[Saved entries]

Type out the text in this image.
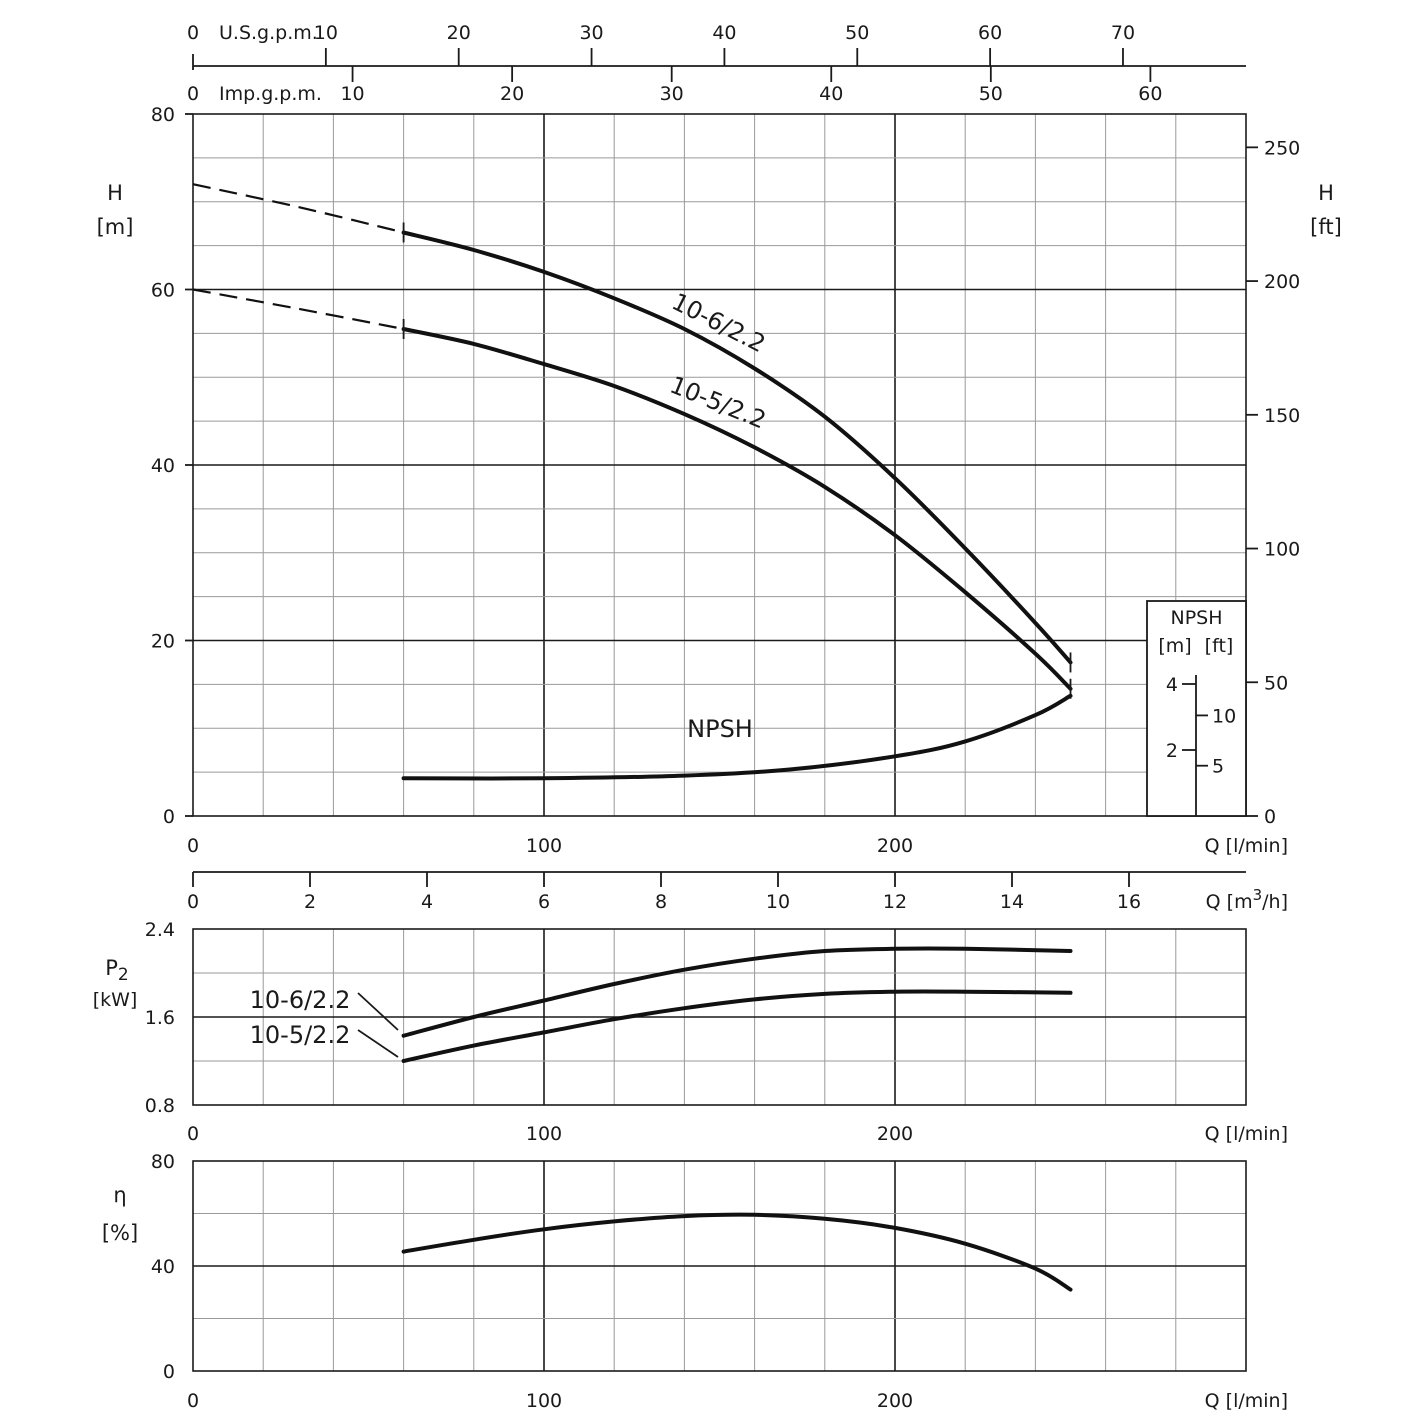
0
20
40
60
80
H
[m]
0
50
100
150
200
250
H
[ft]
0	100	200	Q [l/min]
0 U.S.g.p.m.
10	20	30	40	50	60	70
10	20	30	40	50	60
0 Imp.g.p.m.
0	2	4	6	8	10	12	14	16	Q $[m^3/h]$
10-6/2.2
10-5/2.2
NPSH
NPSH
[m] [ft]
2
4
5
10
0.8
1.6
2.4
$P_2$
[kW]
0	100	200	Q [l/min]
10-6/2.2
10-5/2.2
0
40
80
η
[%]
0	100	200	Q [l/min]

==

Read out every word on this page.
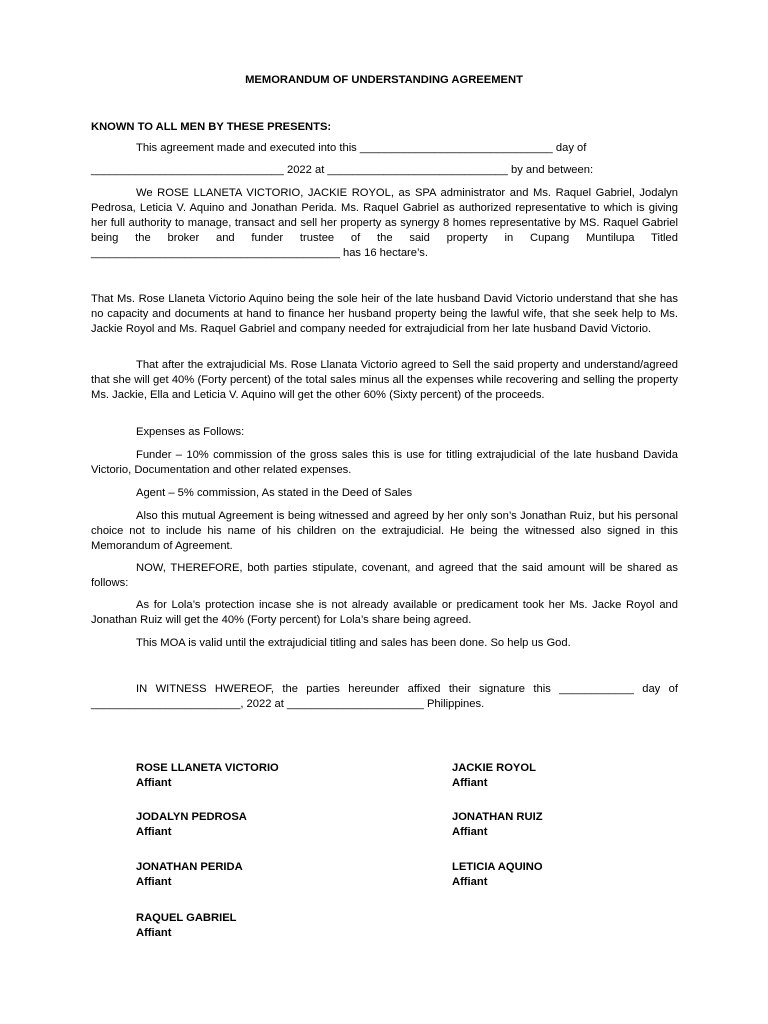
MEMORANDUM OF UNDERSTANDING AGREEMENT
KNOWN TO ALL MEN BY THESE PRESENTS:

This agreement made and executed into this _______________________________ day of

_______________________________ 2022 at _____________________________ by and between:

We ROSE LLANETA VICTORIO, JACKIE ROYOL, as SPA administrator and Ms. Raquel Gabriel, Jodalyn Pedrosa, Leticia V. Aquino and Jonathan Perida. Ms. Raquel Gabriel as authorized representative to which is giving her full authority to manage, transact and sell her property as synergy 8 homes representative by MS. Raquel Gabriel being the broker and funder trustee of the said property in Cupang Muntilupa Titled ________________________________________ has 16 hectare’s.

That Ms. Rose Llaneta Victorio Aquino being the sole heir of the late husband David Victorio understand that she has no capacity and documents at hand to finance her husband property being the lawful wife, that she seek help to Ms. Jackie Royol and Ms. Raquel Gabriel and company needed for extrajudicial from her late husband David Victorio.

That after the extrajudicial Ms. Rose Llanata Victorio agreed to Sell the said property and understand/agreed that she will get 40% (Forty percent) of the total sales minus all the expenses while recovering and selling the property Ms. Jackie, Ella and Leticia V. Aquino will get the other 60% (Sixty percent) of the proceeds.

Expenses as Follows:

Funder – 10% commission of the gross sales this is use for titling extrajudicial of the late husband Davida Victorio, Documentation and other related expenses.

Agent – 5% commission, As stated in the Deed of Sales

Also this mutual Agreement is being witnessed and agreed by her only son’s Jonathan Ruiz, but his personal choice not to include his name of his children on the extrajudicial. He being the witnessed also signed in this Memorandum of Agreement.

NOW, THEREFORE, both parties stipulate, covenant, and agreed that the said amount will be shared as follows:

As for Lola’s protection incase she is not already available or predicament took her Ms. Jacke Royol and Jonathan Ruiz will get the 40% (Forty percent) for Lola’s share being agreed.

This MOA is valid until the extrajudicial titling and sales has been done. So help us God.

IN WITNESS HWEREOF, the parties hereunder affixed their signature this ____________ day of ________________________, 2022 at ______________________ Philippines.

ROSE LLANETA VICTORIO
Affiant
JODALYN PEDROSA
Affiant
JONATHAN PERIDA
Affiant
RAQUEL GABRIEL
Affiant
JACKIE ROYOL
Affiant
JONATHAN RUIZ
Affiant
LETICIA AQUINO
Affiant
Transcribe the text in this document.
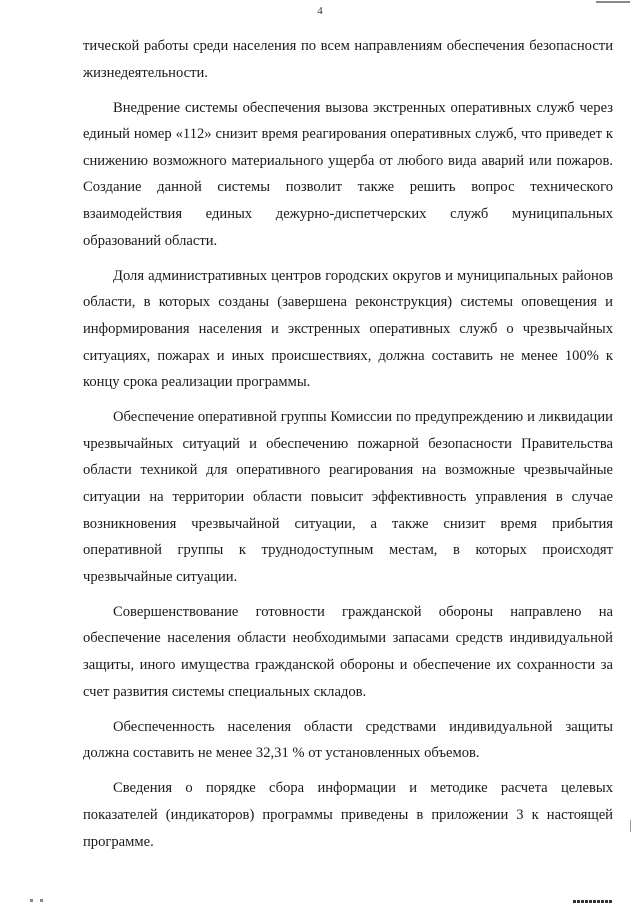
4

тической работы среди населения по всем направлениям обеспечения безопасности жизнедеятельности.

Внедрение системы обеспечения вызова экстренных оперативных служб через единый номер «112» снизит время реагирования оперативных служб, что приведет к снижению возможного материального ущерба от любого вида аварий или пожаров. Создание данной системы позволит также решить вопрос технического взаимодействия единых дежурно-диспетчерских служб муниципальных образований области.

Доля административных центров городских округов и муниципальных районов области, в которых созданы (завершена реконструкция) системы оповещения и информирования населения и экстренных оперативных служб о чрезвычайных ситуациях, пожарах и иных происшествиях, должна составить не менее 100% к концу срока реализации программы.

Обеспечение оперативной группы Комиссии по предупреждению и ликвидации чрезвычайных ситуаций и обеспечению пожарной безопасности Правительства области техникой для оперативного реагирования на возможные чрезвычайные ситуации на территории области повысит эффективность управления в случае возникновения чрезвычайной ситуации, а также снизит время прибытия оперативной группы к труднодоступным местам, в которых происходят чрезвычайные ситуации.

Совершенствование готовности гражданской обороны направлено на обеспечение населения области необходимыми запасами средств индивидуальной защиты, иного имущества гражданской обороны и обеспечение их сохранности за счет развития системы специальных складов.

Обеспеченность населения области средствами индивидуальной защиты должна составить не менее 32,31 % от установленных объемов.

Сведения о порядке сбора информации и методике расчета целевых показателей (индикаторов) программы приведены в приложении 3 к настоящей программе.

==

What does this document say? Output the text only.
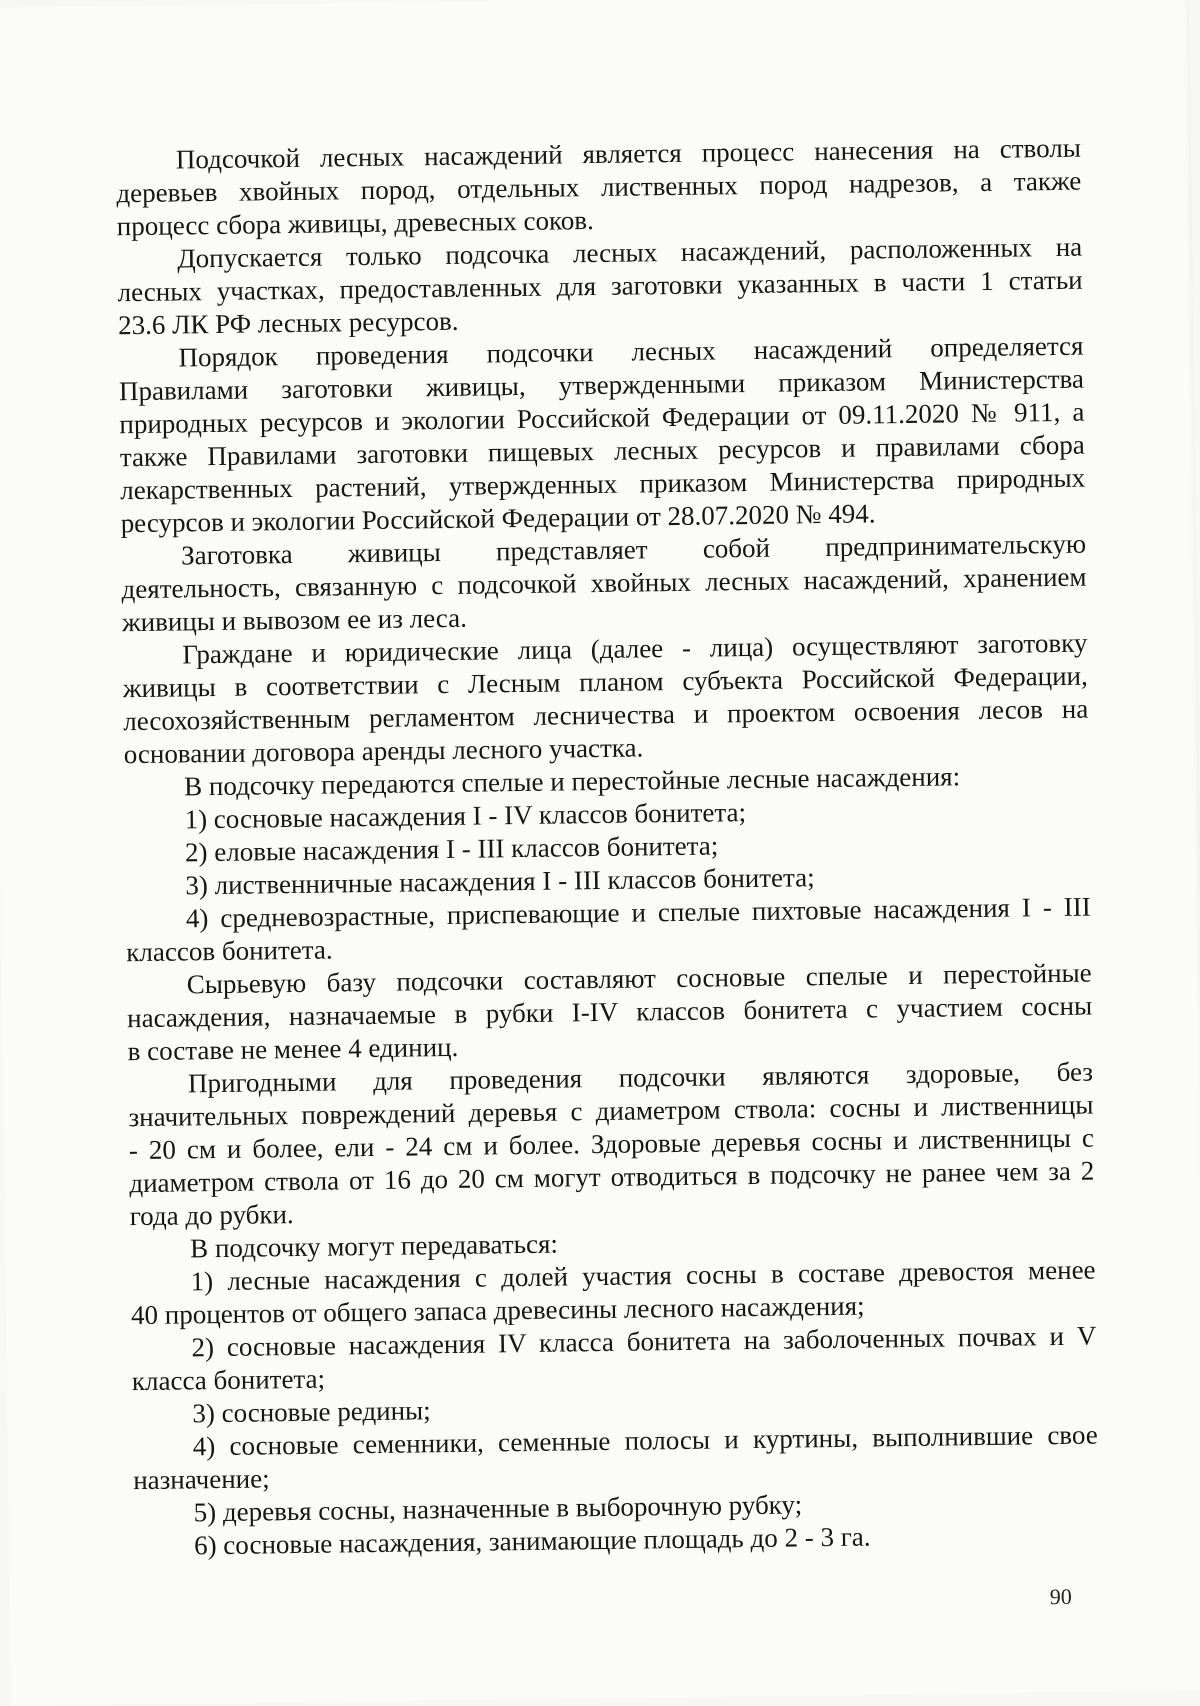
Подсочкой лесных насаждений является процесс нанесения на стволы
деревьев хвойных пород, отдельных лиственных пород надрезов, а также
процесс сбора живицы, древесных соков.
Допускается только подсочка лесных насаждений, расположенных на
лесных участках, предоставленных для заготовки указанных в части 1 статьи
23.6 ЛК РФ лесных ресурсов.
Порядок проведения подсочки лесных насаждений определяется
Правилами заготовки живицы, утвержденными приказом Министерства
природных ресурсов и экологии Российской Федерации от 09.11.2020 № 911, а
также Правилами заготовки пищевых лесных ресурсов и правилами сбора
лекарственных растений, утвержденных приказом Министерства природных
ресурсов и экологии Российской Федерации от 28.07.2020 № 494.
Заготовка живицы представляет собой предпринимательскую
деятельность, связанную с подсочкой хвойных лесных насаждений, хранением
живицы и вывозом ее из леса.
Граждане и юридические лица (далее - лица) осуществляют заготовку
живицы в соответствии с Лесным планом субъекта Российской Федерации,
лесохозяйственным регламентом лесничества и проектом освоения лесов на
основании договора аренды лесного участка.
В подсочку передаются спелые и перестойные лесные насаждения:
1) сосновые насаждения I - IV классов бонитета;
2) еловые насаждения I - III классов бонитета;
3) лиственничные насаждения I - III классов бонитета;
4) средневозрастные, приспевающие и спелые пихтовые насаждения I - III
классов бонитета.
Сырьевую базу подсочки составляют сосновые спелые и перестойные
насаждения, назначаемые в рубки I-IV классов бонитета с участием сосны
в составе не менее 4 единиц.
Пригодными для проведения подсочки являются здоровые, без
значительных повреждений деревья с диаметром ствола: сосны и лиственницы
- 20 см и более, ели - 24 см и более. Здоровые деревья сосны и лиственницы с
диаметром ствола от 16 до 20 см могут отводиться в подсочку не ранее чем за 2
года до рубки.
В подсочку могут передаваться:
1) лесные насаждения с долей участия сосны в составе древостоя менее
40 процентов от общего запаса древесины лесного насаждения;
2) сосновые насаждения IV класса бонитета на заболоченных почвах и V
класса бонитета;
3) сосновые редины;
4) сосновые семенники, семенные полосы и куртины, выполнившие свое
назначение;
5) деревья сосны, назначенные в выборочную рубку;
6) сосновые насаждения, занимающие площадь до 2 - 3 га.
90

= WHAT YOU SHOULD DO =
Reply with only the number of lines in the entries that contain the word "экстренных".

= ANSWER TO THE TASK =
2